▶ [Set exercise]:
Every line below that contains "screenshot" is to be copied.

▶ [Data in this exercise]:
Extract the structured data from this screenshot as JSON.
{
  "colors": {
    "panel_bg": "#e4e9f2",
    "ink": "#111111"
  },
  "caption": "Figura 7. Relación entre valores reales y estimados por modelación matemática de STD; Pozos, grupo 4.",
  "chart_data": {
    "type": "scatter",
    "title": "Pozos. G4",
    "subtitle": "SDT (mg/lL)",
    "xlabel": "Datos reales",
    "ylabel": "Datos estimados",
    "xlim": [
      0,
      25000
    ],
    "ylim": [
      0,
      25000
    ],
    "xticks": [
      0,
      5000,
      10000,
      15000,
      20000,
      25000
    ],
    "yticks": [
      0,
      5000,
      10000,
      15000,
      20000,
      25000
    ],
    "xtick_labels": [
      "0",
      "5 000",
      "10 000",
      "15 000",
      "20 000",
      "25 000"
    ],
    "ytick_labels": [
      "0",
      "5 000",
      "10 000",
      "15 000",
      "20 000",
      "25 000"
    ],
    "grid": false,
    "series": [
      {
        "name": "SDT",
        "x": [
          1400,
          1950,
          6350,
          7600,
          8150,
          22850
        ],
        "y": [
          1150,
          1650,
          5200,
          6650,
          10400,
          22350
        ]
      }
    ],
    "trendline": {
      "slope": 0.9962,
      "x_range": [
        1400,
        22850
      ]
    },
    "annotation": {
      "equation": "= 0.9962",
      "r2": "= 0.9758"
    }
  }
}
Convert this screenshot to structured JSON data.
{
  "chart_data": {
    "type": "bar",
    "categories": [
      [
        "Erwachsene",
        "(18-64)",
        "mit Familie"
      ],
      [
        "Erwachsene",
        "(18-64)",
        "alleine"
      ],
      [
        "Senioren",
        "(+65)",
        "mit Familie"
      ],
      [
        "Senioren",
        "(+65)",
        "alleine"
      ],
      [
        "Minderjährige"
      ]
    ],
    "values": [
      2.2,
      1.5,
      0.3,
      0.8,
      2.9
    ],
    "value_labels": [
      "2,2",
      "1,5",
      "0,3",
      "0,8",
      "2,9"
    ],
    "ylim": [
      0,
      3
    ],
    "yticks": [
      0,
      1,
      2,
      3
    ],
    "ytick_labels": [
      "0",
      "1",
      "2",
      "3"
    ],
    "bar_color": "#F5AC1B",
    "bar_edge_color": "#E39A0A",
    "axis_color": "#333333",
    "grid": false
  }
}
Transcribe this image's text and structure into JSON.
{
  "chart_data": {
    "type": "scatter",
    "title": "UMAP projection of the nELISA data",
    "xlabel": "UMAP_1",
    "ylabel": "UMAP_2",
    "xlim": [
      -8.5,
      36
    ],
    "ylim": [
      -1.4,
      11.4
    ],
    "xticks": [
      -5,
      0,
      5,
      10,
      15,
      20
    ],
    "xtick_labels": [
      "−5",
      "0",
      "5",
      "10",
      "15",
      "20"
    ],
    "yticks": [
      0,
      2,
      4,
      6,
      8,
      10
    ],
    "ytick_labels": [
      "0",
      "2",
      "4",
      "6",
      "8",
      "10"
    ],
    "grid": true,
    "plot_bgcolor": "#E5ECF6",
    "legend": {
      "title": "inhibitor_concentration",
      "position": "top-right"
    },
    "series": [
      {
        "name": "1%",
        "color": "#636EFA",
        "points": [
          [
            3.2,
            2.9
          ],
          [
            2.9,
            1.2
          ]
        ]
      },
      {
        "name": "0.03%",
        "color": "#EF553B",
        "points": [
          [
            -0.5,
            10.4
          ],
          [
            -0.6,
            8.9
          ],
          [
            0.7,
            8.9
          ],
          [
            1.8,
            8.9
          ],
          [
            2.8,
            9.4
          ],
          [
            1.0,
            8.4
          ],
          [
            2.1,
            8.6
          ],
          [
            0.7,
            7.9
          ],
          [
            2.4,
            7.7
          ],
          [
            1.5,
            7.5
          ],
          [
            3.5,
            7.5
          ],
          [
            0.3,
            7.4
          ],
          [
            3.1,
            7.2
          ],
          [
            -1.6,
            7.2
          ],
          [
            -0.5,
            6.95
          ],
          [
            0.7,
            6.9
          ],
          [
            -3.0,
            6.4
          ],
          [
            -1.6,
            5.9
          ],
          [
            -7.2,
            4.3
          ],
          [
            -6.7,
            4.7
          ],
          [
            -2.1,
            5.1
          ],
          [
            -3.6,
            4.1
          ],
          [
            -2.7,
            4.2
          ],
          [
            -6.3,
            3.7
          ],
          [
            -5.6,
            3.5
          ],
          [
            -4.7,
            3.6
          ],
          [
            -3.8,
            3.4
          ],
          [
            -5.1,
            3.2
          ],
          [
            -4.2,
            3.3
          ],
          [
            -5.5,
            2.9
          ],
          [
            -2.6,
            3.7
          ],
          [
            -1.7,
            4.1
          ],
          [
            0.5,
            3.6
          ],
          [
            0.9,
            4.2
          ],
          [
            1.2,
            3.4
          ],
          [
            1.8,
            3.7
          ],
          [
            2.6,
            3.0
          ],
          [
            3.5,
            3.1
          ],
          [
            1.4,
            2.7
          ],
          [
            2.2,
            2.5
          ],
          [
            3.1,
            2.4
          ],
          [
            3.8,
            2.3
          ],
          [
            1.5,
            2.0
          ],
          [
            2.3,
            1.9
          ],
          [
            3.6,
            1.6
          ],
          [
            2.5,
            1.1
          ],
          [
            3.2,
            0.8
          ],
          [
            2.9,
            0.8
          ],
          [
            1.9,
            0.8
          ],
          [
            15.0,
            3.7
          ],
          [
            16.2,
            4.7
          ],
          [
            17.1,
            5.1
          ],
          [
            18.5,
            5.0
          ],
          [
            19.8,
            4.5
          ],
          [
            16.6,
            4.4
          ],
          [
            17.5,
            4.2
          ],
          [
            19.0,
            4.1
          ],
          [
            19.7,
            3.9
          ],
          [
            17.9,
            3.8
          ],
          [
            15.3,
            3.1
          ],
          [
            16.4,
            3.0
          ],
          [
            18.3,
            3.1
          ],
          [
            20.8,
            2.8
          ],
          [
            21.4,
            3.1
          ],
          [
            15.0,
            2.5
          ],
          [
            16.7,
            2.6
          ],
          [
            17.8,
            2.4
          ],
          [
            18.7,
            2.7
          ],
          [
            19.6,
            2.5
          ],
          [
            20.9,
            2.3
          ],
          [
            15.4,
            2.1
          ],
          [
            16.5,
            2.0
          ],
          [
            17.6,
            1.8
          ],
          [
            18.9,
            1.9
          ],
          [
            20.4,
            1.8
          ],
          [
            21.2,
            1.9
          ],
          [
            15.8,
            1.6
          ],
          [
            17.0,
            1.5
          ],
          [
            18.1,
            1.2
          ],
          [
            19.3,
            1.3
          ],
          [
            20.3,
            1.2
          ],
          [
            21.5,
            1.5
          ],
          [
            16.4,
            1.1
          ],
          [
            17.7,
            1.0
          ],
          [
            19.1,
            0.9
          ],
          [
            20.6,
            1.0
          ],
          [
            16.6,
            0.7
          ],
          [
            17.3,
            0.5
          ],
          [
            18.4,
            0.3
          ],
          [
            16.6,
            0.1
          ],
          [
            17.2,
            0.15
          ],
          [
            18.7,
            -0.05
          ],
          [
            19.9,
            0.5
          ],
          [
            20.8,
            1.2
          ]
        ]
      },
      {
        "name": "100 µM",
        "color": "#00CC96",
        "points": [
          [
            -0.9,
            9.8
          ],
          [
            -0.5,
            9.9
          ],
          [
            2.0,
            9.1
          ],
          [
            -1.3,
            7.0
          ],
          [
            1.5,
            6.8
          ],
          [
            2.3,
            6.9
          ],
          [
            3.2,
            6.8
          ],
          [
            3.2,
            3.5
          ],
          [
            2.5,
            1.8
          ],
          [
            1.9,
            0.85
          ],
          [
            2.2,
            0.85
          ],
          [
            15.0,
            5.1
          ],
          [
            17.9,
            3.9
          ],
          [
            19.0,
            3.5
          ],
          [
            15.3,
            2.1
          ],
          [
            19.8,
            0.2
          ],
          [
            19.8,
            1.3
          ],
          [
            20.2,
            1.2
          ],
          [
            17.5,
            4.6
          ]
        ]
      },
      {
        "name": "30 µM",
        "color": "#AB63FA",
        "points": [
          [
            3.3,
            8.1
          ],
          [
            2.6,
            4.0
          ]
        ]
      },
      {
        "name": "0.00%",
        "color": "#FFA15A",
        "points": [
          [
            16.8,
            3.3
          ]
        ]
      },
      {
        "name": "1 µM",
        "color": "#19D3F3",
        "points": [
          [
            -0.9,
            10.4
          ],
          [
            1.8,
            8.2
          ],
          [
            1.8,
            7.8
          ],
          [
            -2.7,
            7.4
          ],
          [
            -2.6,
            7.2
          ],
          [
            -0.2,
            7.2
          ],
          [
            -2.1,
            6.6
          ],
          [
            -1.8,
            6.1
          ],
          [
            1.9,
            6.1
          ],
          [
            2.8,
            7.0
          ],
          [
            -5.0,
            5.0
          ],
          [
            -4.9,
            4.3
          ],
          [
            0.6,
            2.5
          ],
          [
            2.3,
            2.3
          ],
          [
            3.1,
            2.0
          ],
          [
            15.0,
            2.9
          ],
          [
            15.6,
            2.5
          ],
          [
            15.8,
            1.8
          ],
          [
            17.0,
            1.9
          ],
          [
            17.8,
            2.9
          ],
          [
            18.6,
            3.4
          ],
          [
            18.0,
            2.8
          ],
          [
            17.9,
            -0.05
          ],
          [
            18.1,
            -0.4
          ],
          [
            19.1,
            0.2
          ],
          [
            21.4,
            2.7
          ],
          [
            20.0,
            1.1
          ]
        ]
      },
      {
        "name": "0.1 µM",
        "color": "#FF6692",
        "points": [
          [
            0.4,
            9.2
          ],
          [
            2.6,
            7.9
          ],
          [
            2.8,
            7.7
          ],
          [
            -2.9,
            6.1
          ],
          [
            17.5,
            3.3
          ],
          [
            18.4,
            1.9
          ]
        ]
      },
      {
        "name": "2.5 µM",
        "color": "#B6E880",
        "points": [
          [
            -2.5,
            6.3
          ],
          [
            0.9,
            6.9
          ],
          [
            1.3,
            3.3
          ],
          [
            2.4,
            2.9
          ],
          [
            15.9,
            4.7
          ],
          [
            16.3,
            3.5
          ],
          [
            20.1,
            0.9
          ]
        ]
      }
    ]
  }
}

▶ [The output]:
Extract the structured data from this screenshot as JSON.
Convert this screenshot to structured JSON data.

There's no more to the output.